Pick out all lines with the word "male" from the records that follow.
>> start
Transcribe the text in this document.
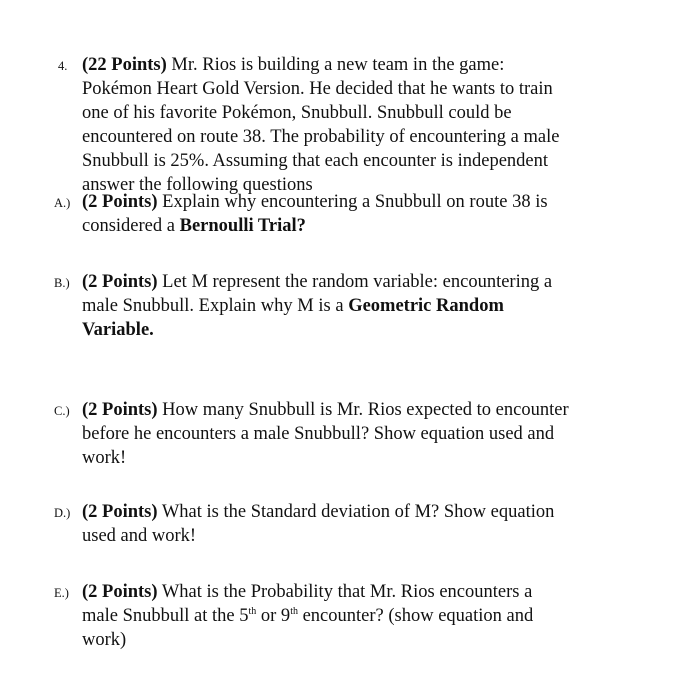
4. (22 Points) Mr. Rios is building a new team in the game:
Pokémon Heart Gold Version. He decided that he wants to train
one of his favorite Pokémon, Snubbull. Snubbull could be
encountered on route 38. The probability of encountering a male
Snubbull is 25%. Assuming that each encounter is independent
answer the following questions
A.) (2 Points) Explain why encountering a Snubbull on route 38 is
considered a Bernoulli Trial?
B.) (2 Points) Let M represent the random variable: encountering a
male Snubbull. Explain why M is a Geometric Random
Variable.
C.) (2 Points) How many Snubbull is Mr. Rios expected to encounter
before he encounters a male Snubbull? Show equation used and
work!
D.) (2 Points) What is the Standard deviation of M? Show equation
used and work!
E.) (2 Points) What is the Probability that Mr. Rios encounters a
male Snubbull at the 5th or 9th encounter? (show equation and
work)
>> end
>> start
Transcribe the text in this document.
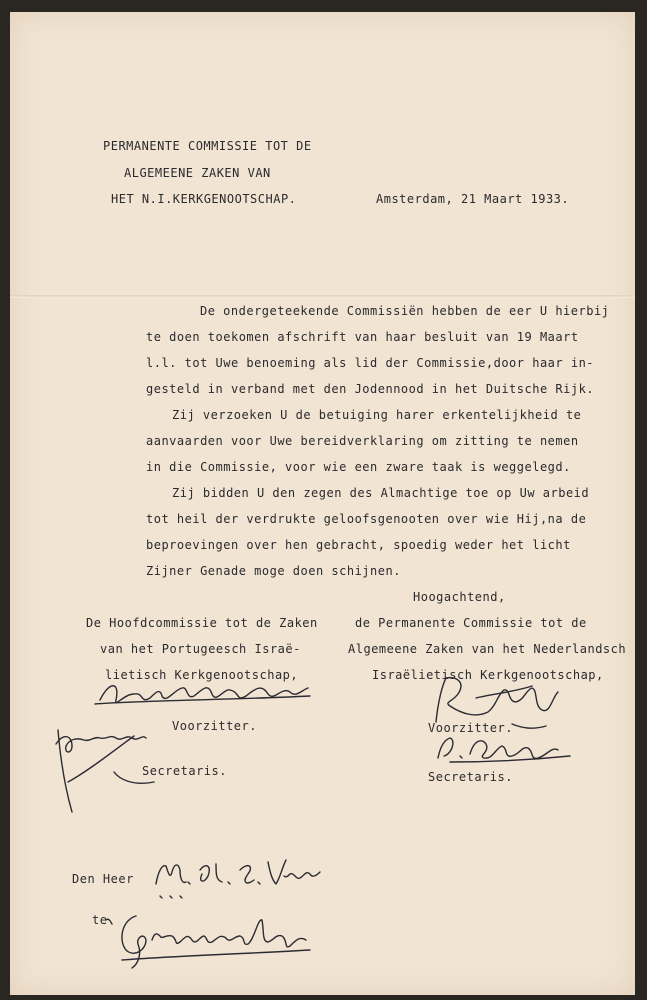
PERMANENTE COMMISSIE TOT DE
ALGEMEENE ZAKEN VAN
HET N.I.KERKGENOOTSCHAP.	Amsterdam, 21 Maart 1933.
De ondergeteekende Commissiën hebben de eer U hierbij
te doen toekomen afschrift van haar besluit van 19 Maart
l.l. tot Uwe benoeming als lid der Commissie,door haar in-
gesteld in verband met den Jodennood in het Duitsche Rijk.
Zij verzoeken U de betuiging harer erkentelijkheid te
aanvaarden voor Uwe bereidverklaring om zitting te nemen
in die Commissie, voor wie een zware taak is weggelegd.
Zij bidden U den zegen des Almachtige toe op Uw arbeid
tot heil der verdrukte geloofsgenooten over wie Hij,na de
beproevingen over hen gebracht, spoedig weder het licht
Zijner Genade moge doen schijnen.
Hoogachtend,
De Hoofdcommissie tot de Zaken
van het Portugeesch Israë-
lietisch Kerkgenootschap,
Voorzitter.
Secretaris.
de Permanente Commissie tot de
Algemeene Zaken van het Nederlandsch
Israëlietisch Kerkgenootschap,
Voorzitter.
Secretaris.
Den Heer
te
>> end
*RESULT*
encountered on route 38. The probability of encountering a male
male Snubbull. Explain why M is a Geometric Random
before he encounters a male Snubbull? Show equation used and
male Snubbull at the 5th or 9th encounter? (show equation and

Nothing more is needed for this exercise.